Do this
Below are records; state how many of their lines hold the word "Informação", and give only the figure.

Data records:
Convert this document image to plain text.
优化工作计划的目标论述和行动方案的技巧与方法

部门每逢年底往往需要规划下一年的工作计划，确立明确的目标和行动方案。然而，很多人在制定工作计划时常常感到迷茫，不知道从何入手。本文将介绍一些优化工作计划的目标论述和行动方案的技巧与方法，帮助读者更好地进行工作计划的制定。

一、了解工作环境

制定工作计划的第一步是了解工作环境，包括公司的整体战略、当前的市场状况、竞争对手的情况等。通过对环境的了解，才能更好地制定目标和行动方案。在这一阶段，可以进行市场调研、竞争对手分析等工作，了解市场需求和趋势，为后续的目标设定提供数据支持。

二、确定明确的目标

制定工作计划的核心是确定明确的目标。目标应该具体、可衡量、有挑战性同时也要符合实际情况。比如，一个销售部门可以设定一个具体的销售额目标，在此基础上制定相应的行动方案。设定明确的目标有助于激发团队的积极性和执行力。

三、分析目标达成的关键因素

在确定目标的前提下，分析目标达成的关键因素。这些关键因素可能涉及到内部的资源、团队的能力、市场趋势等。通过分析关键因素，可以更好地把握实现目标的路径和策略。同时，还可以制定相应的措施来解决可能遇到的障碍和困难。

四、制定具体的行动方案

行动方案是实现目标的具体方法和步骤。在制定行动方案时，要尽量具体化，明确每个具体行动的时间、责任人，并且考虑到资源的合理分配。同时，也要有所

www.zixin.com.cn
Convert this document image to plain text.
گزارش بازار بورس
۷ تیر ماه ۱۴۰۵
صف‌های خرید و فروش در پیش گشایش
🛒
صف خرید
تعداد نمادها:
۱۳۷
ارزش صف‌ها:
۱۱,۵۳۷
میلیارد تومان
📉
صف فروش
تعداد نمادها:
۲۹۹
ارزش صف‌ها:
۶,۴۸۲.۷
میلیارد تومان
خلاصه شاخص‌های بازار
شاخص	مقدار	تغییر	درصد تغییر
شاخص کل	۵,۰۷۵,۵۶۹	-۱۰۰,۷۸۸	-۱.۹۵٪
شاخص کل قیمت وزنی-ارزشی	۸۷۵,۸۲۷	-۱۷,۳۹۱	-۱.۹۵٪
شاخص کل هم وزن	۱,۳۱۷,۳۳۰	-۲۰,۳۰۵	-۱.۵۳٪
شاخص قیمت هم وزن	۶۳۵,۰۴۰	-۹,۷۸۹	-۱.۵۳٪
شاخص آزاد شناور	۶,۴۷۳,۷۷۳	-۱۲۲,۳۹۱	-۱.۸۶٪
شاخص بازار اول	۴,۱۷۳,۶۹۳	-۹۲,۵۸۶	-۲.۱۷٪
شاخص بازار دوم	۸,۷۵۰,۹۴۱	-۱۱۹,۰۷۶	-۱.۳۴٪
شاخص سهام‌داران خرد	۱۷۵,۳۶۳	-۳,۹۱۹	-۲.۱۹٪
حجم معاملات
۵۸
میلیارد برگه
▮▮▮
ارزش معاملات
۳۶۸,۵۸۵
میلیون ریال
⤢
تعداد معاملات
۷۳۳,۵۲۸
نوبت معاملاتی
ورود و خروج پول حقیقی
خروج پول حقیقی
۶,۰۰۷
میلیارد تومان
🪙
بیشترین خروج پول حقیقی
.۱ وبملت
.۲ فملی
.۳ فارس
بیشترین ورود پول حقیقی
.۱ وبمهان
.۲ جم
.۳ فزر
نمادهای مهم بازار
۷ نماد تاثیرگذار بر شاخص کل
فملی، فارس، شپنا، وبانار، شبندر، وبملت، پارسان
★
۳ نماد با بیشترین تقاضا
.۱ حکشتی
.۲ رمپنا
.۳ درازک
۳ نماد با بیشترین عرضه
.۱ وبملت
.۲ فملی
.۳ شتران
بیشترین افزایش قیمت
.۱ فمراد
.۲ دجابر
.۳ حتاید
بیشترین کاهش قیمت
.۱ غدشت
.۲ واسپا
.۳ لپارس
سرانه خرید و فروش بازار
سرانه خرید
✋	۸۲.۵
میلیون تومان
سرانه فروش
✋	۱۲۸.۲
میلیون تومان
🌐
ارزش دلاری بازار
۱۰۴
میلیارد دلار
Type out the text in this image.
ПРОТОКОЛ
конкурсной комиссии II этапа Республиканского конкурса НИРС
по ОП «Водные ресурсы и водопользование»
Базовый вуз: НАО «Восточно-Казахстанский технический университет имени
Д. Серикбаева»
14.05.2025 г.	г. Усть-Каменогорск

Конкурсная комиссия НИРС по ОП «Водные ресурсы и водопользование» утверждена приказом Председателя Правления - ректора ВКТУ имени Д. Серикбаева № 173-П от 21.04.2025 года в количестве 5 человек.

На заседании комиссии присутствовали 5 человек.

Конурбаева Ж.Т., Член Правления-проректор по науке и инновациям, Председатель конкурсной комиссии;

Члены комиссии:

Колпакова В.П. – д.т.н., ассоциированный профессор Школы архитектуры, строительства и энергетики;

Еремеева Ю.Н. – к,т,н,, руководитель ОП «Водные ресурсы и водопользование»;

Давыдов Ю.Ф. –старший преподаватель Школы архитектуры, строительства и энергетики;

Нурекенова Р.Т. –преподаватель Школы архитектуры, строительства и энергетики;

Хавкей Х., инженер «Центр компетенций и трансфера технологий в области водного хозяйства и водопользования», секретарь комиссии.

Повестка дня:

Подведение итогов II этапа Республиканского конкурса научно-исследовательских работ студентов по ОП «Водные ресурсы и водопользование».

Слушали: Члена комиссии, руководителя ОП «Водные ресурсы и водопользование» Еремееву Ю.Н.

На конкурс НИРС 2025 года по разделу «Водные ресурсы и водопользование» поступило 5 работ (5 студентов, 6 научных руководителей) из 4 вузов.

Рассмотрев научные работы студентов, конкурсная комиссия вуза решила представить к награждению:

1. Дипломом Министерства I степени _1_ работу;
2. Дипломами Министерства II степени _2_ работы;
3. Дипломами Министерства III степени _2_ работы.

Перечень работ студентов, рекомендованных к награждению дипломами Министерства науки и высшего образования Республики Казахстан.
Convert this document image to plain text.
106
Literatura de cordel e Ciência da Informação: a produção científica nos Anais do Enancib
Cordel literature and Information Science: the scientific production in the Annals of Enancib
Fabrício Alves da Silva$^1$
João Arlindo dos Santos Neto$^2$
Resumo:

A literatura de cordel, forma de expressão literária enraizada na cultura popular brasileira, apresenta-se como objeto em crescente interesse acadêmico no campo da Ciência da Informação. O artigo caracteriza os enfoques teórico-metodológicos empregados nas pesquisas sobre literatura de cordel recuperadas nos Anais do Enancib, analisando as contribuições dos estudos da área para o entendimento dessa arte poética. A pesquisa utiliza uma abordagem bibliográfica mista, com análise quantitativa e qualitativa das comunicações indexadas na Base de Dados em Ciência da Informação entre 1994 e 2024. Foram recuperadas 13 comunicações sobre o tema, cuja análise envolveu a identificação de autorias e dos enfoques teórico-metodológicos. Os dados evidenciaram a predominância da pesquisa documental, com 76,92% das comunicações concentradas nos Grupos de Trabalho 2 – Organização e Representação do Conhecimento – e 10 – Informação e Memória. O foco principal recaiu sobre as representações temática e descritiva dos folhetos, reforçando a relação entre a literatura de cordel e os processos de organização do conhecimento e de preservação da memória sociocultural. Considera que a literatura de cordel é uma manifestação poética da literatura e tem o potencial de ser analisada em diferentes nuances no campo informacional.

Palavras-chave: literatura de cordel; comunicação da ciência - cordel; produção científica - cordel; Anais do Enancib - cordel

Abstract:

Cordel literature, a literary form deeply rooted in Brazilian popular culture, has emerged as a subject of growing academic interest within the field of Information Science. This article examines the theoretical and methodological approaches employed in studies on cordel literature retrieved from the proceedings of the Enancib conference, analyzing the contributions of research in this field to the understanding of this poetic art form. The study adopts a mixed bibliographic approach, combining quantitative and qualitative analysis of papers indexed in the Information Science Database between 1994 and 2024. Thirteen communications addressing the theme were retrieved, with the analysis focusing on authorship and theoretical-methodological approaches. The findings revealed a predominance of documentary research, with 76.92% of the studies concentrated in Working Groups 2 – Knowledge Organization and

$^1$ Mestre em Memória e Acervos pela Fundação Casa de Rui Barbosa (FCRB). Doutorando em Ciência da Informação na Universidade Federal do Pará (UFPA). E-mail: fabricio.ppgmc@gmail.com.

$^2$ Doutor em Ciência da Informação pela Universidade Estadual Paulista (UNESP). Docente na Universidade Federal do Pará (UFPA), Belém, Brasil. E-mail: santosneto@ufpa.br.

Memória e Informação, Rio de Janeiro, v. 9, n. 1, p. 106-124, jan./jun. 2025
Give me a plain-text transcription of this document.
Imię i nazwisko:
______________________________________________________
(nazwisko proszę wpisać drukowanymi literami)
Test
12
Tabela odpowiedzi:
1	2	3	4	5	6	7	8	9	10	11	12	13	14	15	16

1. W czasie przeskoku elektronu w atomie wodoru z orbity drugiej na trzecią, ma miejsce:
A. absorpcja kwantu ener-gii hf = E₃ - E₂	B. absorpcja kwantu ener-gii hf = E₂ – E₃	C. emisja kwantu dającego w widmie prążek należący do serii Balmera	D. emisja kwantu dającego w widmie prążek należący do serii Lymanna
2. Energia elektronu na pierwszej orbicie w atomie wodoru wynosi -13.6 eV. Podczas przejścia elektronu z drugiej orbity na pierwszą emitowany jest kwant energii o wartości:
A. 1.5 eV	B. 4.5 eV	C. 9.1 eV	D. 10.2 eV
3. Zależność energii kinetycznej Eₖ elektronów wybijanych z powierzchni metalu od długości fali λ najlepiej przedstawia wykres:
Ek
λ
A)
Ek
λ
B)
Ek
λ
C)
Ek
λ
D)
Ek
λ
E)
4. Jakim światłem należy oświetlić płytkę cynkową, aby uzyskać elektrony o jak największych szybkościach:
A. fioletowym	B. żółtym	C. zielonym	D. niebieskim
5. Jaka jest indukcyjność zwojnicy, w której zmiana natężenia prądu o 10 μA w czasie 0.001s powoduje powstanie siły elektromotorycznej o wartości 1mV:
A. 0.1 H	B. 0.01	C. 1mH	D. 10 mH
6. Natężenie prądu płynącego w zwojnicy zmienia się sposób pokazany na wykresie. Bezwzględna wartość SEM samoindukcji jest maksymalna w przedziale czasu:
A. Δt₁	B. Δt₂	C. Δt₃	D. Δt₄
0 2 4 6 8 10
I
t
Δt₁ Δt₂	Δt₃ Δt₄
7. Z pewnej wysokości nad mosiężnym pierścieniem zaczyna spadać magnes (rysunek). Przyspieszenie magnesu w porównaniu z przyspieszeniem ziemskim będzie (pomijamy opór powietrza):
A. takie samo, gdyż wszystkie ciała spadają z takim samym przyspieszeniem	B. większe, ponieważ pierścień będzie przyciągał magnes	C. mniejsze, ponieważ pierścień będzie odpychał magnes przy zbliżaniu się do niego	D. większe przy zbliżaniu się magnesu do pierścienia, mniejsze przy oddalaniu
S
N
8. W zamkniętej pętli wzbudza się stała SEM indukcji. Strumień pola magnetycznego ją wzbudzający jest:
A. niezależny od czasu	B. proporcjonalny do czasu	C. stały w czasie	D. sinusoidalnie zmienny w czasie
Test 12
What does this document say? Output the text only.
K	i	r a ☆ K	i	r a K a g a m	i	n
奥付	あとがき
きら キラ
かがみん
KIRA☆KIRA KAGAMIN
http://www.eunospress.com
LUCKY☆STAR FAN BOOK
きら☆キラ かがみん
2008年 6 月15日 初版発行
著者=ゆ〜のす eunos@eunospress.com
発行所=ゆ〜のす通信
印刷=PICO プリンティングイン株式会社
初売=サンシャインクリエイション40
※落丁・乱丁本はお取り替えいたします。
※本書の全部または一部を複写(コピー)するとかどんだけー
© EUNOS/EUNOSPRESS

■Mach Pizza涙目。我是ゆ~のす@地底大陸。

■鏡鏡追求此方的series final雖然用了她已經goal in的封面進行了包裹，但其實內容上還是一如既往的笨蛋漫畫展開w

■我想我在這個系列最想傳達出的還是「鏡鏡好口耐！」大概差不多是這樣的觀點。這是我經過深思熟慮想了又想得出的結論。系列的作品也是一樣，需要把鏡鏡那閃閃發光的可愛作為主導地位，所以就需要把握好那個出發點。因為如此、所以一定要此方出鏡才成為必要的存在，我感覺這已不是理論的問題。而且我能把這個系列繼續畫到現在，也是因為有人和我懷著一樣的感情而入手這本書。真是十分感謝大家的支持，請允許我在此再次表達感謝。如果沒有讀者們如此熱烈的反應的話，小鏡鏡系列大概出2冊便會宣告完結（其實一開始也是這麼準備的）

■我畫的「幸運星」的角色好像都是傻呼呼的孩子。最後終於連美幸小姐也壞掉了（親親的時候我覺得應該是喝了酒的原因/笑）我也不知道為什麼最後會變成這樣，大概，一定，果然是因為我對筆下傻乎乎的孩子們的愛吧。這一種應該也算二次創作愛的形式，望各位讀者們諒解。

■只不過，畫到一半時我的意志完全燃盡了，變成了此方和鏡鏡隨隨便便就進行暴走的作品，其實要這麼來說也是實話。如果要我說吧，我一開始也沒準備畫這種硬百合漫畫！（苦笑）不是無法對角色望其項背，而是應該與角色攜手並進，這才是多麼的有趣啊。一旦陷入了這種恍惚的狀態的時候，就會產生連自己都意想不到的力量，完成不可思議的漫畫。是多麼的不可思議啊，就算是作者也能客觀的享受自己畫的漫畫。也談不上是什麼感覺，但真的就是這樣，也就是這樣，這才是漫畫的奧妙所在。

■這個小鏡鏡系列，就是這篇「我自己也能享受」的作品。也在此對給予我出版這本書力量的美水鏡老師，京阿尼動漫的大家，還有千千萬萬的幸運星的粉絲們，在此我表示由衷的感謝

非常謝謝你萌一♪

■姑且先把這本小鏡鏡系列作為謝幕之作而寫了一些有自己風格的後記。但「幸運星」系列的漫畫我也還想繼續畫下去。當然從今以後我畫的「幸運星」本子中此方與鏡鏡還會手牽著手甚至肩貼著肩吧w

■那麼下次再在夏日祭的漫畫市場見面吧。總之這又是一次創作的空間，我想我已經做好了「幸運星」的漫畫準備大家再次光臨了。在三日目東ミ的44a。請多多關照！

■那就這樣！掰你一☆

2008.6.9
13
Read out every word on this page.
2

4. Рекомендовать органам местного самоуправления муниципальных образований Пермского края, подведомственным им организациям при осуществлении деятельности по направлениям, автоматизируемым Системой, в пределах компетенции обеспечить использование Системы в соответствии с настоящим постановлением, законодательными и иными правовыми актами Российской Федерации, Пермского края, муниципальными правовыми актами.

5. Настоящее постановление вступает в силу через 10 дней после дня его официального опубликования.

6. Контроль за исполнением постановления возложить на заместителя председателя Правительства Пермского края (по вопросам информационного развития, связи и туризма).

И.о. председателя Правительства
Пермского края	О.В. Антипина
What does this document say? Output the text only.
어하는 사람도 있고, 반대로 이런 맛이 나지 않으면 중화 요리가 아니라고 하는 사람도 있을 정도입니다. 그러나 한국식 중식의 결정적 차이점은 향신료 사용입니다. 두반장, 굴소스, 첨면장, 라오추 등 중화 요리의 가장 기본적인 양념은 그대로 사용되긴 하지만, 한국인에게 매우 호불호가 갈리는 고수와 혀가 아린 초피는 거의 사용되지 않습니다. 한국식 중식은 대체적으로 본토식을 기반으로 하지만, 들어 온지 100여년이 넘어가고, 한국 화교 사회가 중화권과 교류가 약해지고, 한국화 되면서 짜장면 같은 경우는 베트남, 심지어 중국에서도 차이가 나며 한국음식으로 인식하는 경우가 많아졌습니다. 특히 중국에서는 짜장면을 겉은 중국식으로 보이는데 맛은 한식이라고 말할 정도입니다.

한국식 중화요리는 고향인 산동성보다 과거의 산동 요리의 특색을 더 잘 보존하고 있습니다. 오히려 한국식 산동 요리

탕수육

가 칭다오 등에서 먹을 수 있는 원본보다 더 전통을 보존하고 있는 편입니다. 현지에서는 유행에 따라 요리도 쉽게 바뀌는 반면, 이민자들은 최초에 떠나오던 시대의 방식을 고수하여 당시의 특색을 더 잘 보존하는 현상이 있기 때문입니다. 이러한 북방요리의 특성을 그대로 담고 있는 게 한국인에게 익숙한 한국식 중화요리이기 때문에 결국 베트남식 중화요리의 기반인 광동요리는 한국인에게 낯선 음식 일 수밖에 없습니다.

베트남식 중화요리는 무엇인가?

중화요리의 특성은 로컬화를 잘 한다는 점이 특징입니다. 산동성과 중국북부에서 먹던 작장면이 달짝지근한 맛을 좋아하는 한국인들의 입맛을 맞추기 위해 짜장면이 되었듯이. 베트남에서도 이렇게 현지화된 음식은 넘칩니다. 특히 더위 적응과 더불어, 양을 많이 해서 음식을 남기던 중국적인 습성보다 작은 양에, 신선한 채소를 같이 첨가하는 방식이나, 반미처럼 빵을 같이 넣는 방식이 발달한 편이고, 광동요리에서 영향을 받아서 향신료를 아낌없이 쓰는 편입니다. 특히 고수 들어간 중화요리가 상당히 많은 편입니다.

Response to the exercise
5